| What you have to do |
Copy everything in the listing below word for word, apart from any images.

| Saved entries |
━━━━━━━━━━━━━━━━

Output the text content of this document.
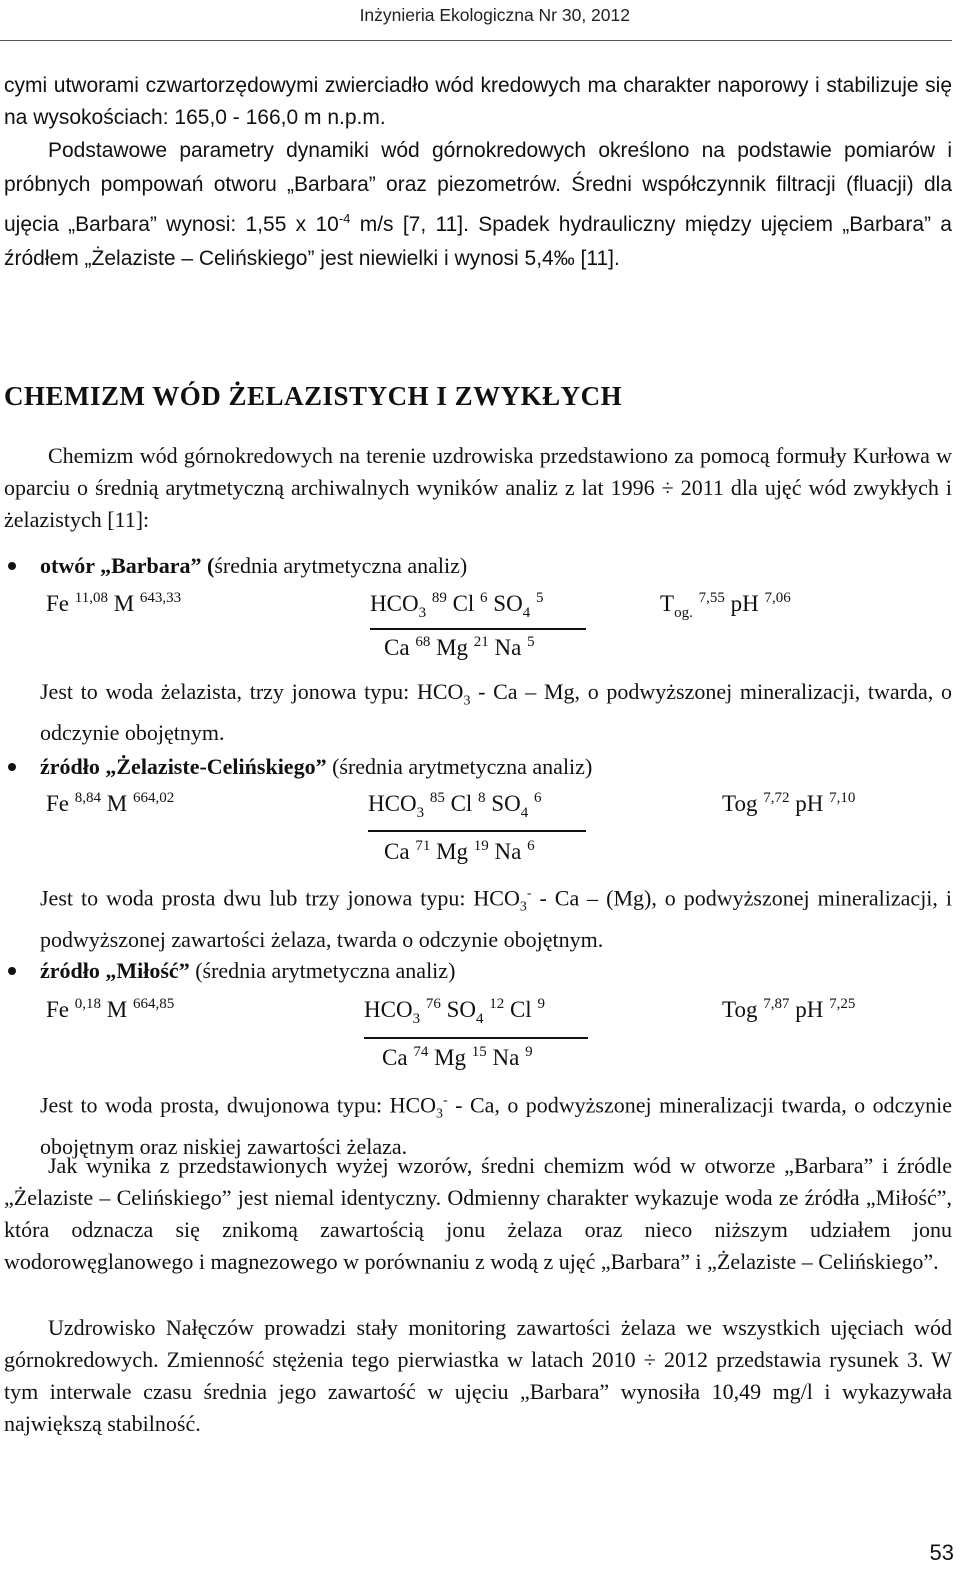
Inżynieria Ekologiczna Nr 30, 2012
cymi utworami czwartorzędowymi zwierciadło wód kredowych ma charakter naporowy i stabilizuje się na wysokościach: 165,0 - 166,0 m n.p.m.
Podstawowe parametry dynamiki wód górnokredowych określono na podstawie pomiarów i próbnych pompowań otworu „Barbara” oraz piezometrów. Średni współczynnik filtracji (fluacji) dla ujęcia „Barbara” wynosi: 1,55 x $10^{-4}$ m/s [7, 11]. Spadek hydrauliczny między ujęciem „Barbara” a źródłem „Żelaziste – Celińskiego” jest niewielki i wynosi 5,4‰ [11].
CHEMIZM WÓD ŻELAZISTYCH I ZWYKŁYCH
Chemizm wód górnokredowych na terenie uzdrowiska przedstawiono za pomocą formuły Kurłowa w oparciu o średnią arytmetyczną archiwalnych wyników analiz z lat 1996 ÷ 2011 dla ujęć wód zwykłych i żelazistych [11]:
otwór „Barbara” (średnia arytmetyczna analiz)
Fe $^{11,08}$ M $^{643,33}$	$HCO_3$ $^{89}$ Cl $^6$ $SO_4$ $^5$
Ca $^{68}$ Mg $^{21}$ Na $^5$
$T_{og.}$ $^{7,55}$ pH $^{7,06}$
Jest to woda żelazista, trzy jonowa typu: $HCO_3$ - Ca – Mg, o podwyższonej mineralizacji, twarda, o odczynie obojętnym.
źródło „Żelaziste-Celińskiego” (średnia arytmetyczna analiz)
Fe $^{8,84}$ M $^{664,02}$	$HCO_3$ $^{85}$ Cl $^8$ $SO_4$ $^6$
Ca $^{71}$ Mg $^{19}$ Na $^6$
Tog $^{7,72}$ pH $^{7,10}$
Jest to woda prosta dwu lub trzy jonowa typu: $HCO_3^-$ - Ca – (Mg), o podwyższonej mineralizacji, i podwyższonej zawartości żelaza, twarda o odczynie obojętnym.
źródło „Miłość” (średnia arytmetyczna analiz)
Fe $^{0,18}$ M $^{664,85}$	$HCO_3$ $^{76}$ $SO_4$ $^{12}$ Cl $^9$
Ca $^{74}$ Mg $^{15}$ Na $^9$
Tog $^{7,87}$ pH $^{7,25}$
Jest to woda prosta, dwujonowa typu: $HCO_3^-$ - Ca, o podwyższonej mineralizacji twarda, o odczynie obojętnym oraz niskiej zawartości żelaza.
Jak wynika z przedstawionych wyżej wzorów, średni chemizm wód w otworze „Barbara” i źródle „Żelaziste – Celińskiego” jest niemal identyczny. Odmienny charakter wykazuje woda ze źródła „Miłość”, która odznacza się znikomą zawartością jonu żelaza oraz nieco niższym udziałem jonu wodorowęglanowego i magnezowego w porównaniu z wodą z ujęć „Barbara” i „Żelaziste – Celińskiego”.
Uzdrowisko Nałęczów prowadzi stały monitoring zawartości żelaza we wszystkich ujęciach wód górnokredowych. Zmienność stężenia tego pierwiastka w latach 2010 ÷ 2012 przedstawia rysunek 3. W tym interwale czasu średnia jego zawartość w ujęciu „Barbara” wynosiła 10,49 mg/l i wykazywała największą stabilność.
53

━━━━━━━━━━━━━━━━

| Task output |
Output the text content of this document.
Inżynieria Ekologiczna Nr 30, 2012
cymi utworami czwartorzędowymi zwierciadło wód kredowych ma charakter naporowy i stabilizuje się na wysokościach: 165,0 - 166,0 m n.p.m.
Podstawowe parametry dynamiki wód górnokredowych określono na podstawie pomiarów i próbnych pompowań otworu „Barbara” oraz piezometrów. Średni współczynnik filtracji (fluacji) dla ujęcia „Barbara” wynosi: 1,55 x $10^{-4}$ m/s [7, 11]. Spadek hydrauliczny między ujęciem „Barbara” a źródłem „Żelaziste – Celińskiego” jest niewielki i wynosi 5,4‰ [11].
CHEMIZM WÓD ŻELAZISTYCH I ZWYKŁYCH
Chemizm wód górnokredowych na terenie uzdrowiska przedstawiono za pomocą formuły Kurłowa w oparciu o średnią arytmetyczną archiwalnych wyników analiz z lat 1996 ÷ 2011 dla ujęć wód zwykłych i żelazistych [11]:
otwór „Barbara” (średnia arytmetyczna analiz)
Fe $^{11,08}$ M $^{643,33}$	$HCO_3$ $^{89}$ Cl $^6$ $SO_4$ $^5$
Ca $^{68}$ Mg $^{21}$ Na $^5$
$T_{og.}$ $^{7,55}$ pH $^{7,06}$
Jest to woda żelazista, trzy jonowa typu: $HCO_3$ - Ca – Mg, o podwyższonej mineralizacji, twarda, o odczynie obojętnym.
źródło „Żelaziste-Celińskiego” (średnia arytmetyczna analiz)
Fe $^{8,84}$ M $^{664,02}$	$HCO_3$ $^{85}$ Cl $^8$ $SO_4$ $^6$
Ca $^{71}$ Mg $^{19}$ Na $^6$
Tog $^{7,72}$ pH $^{7,10}$
Jest to woda prosta dwu lub trzy jonowa typu: $HCO_3^-$ - Ca – (Mg), o podwyższonej mineralizacji, i podwyższonej zawartości żelaza, twarda o odczynie obojętnym.
źródło „Miłość” (średnia arytmetyczna analiz)
Fe $^{0,18}$ M $^{664,85}$	$HCO_3$ $^{76}$ $SO_4$ $^{12}$ Cl $^9$
Ca $^{74}$ Mg $^{15}$ Na $^9$
Tog $^{7,87}$ pH $^{7,25}$
Jest to woda prosta, dwujonowa typu: $HCO_3^-$ - Ca, o podwyższonej mineralizacji twarda, o odczynie obojętnym oraz niskiej zawartości żelaza.
Jak wynika z przedstawionych wyżej wzorów, średni chemizm wód w otworze „Barbara” i źródle „Żelaziste – Celińskiego” jest niemal identyczny. Odmienny charakter wykazuje woda ze źródła „Miłość”, która odznacza się znikomą zawartością jonu żelaza oraz nieco niższym udziałem jonu wodorowęglanowego i magnezowego w porównaniu z wodą z ujęć „Barbara” i „Żelaziste – Celińskiego”.
Uzdrowisko Nałęczów prowadzi stały monitoring zawartości żelaza we wszystkich ujęciach wód górnokredowych. Zmienność stężenia tego pierwiastka w latach 2010 ÷ 2012 przedstawia rysunek 3. W tym interwale czasu średnia jego zawartość w ujęciu „Barbara” wynosiła 10,49 mg/l i wykazywała największą stabilność.
53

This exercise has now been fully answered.